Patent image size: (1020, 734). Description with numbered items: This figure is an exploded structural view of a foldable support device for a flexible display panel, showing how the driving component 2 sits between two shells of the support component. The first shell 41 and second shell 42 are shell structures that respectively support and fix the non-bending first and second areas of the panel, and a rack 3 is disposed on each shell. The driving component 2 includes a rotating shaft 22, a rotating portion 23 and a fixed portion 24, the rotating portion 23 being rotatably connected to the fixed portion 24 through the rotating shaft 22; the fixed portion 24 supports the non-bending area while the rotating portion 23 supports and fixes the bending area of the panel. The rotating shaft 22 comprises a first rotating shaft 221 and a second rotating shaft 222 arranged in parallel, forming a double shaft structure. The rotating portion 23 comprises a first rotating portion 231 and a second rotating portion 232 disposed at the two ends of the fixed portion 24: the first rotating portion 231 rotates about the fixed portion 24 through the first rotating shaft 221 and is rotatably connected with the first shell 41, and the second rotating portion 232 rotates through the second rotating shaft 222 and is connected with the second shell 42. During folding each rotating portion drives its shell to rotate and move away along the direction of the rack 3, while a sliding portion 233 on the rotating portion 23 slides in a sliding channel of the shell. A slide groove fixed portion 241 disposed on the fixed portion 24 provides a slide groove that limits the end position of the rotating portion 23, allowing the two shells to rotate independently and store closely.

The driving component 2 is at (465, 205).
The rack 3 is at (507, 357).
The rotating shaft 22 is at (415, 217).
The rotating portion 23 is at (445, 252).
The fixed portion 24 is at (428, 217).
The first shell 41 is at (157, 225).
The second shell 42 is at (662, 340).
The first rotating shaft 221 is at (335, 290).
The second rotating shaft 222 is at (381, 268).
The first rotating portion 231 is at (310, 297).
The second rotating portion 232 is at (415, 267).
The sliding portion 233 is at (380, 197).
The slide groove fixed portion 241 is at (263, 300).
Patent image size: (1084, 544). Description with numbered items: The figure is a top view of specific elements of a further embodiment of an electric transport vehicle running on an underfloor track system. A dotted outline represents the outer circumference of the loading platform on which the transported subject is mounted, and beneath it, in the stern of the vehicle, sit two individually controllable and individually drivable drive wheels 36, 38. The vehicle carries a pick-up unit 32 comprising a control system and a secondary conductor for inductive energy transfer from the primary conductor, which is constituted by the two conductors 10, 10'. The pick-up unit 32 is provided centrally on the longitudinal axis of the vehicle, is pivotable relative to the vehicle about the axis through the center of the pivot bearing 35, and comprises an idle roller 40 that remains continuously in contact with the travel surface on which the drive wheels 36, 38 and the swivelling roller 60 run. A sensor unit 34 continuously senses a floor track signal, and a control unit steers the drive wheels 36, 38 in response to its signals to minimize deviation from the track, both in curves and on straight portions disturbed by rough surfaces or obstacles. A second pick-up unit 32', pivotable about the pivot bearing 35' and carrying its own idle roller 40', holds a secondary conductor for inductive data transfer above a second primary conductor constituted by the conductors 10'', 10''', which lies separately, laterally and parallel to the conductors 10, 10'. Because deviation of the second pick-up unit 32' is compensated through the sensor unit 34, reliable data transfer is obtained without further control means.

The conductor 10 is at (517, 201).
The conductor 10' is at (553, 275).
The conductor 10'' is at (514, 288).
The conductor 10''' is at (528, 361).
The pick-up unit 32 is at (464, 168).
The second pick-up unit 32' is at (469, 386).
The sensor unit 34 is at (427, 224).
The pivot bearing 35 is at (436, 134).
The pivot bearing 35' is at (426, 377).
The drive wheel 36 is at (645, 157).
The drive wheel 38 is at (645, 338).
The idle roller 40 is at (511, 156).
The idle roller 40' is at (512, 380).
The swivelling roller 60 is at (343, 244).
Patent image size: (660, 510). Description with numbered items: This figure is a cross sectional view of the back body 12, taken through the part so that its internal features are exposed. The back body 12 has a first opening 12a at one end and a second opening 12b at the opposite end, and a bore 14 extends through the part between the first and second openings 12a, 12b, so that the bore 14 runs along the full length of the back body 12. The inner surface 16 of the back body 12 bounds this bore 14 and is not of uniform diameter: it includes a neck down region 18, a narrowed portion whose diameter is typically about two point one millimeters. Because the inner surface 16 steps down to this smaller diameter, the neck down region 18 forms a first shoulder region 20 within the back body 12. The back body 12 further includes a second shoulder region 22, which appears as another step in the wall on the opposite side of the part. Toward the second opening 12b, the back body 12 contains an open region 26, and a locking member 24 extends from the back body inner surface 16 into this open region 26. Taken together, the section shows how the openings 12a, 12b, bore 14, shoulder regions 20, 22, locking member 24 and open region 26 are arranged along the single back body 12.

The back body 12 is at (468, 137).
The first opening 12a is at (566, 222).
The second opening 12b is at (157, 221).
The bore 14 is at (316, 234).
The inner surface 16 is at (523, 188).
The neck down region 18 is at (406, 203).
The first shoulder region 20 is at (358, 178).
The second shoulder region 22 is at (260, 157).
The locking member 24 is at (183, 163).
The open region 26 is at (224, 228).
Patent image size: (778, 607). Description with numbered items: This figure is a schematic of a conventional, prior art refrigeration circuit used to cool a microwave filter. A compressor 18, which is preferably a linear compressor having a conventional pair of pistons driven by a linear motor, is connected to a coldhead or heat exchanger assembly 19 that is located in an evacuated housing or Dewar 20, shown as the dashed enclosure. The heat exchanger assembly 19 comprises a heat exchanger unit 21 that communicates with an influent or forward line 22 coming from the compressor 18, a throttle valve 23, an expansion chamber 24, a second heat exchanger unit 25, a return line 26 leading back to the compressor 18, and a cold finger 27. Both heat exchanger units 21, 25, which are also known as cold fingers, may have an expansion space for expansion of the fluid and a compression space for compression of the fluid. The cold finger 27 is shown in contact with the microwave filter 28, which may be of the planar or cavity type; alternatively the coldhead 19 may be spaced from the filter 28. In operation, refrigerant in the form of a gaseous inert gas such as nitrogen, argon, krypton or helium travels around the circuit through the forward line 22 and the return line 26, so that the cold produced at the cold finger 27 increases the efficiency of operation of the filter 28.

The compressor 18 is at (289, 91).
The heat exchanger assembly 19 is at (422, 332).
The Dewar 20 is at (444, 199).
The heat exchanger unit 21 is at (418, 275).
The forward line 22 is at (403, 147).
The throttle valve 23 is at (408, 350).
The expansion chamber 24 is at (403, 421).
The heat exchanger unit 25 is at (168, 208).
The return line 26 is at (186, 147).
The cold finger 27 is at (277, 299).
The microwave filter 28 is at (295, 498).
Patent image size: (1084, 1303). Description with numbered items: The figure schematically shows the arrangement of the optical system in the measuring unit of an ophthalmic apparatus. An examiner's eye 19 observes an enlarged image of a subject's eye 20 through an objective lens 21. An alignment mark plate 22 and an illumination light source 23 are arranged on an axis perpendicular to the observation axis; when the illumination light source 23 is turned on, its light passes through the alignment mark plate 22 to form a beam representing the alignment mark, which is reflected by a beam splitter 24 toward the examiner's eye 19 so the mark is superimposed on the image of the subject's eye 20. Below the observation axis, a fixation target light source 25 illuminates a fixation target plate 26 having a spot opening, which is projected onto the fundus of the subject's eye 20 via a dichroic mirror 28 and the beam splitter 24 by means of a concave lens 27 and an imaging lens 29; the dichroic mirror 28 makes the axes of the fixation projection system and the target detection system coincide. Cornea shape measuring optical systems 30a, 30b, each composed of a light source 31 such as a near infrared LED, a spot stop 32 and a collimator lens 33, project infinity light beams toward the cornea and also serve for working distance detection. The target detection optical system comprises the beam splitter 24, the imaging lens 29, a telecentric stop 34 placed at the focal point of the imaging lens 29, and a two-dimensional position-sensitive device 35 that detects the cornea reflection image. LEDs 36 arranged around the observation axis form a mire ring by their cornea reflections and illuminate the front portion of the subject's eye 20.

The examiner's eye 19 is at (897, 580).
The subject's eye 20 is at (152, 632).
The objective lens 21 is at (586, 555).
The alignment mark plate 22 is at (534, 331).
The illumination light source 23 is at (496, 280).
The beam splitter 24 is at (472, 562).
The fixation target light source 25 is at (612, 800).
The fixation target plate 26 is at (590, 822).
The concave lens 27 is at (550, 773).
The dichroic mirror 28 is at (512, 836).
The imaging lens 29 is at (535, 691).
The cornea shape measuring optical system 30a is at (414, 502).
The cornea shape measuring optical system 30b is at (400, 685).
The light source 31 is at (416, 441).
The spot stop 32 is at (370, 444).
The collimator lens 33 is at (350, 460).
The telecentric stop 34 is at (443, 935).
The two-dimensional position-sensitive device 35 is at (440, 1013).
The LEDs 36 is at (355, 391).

> _Exercise prompt_: Reproduce the lines of the material from the line with "Patent image size: (778, 607)." to the line with "The expansion chamber 24 is at (403, 421).", inclusive, without alteration.

> _Task result_:
Patent image size: (778, 607). Description with numbered items: This figure is a schematic of a conventional, prior art refrigeration circuit used to cool a microwave filter. A compressor 18, which is preferably a linear compressor having a conventional pair of pistons driven by a linear motor, is connected to a coldhead or heat exchanger assembly 19 that is located in an evacuated housing or Dewar 20, shown as the dashed enclosure. The heat exchanger assembly 19 comprises a heat exchanger unit 21 that communicates with an influent or forward line 22 coming from the compressor 18, a throttle valve 23, an expansion chamber 24, a second heat exchanger unit 25, a return line 26 leading back to the compressor 18, and a cold finger 27. Both heat exchanger units 21, 25, which are also known as cold fingers, may have an expansion space for expansion of the fluid and a compression space for compression of the fluid. The cold finger 27 is shown in contact with the microwave filter 28, which may be of the planar or cavity type; alternatively the coldhead 19 may be spaced from the filter 28. In operation, refrigerant in the form of a gaseous inert gas such as nitrogen, argon, krypton or helium travels around the circuit through the forward line 22 and the return line 26, so that the cold produced at the cold finger 27 increases the efficiency of operation of the filter 28.

The compressor 18 is at (289, 91).
The heat exchanger assembly 19 is at (422, 332).
The Dewar 20 is at (444, 199).
The heat exchanger unit 21 is at (418, 275).
The forward line 22 is at (403, 147).
The throttle valve 23 is at (408, 350).
The expansion chamber 24 is at (403, 421).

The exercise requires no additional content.